**DATA SUPPLIED**.
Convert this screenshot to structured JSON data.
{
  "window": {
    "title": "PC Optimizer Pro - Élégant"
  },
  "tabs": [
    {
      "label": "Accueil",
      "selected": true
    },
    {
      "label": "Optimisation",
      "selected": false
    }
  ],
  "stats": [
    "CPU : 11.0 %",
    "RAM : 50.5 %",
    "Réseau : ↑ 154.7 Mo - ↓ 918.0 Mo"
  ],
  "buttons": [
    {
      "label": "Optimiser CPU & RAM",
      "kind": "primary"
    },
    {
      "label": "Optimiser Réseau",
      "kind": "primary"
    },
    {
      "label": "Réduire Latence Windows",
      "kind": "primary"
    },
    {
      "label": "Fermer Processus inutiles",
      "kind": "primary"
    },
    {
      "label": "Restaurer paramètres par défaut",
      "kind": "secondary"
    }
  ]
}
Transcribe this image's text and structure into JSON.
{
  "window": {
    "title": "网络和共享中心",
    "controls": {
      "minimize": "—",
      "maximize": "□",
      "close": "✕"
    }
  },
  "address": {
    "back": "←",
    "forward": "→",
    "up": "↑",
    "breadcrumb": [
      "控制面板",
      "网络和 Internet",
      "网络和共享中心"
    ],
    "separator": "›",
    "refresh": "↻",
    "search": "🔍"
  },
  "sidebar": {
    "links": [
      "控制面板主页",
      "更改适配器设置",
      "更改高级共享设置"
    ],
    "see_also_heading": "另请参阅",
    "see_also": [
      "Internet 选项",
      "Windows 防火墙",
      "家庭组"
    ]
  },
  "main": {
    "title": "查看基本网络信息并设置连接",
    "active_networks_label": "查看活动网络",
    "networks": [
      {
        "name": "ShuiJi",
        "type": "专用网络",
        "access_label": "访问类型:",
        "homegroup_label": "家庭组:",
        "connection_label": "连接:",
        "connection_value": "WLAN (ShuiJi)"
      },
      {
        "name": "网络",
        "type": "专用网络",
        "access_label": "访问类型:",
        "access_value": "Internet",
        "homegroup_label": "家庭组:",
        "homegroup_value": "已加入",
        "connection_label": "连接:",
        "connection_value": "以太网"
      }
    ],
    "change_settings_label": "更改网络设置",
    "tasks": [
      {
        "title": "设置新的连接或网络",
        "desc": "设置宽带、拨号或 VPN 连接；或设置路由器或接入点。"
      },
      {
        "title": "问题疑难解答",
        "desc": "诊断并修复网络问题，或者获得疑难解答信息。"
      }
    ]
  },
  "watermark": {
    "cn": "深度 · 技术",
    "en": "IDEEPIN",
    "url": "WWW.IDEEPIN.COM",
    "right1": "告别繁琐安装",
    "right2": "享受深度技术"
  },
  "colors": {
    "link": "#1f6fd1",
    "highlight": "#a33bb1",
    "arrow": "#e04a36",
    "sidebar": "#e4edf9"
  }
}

**WHAT THE TASK ASKS**. Return all of the entries exactly as they were supplied.

**RESULT BELOW**.
Convert this screenshot to structured JSON data.
{
  "window": {
    "title": "PC Optimizer Pro - Élégant"
  },
  "tabs": [
    {
      "label": "Accueil",
      "selected": true
    },
    {
      "label": "Optimisation",
      "selected": false
    }
  ],
  "stats": [
    "CPU : 11.0 %",
    "RAM : 50.5 %",
    "Réseau : ↑ 154.7 Mo - ↓ 918.0 Mo"
  ],
  "buttons": [
    {
      "label": "Optimiser CPU & RAM",
      "kind": "primary"
    },
    {
      "label": "Optimiser Réseau",
      "kind": "primary"
    },
    {
      "label": "Réduire Latence Windows",
      "kind": "primary"
    },
    {
      "label": "Fermer Processus inutiles",
      "kind": "primary"
    },
    {
      "label": "Restaurer paramètres par défaut",
      "kind": "secondary"
    }
  ]
}
Transcribe this image's text and structure into JSON.
{
  "window": {
    "title": "网络和共享中心",
    "controls": {
      "minimize": "—",
      "maximize": "□",
      "close": "✕"
    }
  },
  "address": {
    "back": "←",
    "forward": "→",
    "up": "↑",
    "breadcrumb": [
      "控制面板",
      "网络和 Internet",
      "网络和共享中心"
    ],
    "separator": "›",
    "refresh": "↻",
    "search": "🔍"
  },
  "sidebar": {
    "links": [
      "控制面板主页",
      "更改适配器设置",
      "更改高级共享设置"
    ],
    "see_also_heading": "另请参阅",
    "see_also": [
      "Internet 选项",
      "Windows 防火墙",
      "家庭组"
    ]
  },
  "main": {
    "title": "查看基本网络信息并设置连接",
    "active_networks_label": "查看活动网络",
    "networks": [
      {
        "name": "ShuiJi",
        "type": "专用网络",
        "access_label": "访问类型:",
        "homegroup_label": "家庭组:",
        "connection_label": "连接:",
        "connection_value": "WLAN (ShuiJi)"
      },
      {
        "name": "网络",
        "type": "专用网络",
        "access_label": "访问类型:",
        "access_value": "Internet",
        "homegroup_label": "家庭组:",
        "homegroup_value": "已加入",
        "connection_label": "连接:",
        "connection_value": "以太网"
      }
    ],
    "change_settings_label": "更改网络设置",
    "tasks": [
      {
        "title": "设置新的连接或网络",
        "desc": "设置宽带、拨号或 VPN 连接；或设置路由器或接入点。"
      },
      {
        "title": "问题疑难解答",
        "desc": "诊断并修复网络问题，或者获得疑难解答信息。"
      }
    ]
  },
  "watermark": {
    "cn": "深度 · 技术",
    "en": "IDEEPIN",
    "url": "WWW.IDEEPIN.COM",
    "right1": "告别繁琐安装",
    "right2": "享受深度技术"
  },
  "colors": {
    "link": "#1f6fd1",
    "highlight": "#a33bb1",
    "arrow": "#e04a36",
    "sidebar": "#e4edf9"
  }
}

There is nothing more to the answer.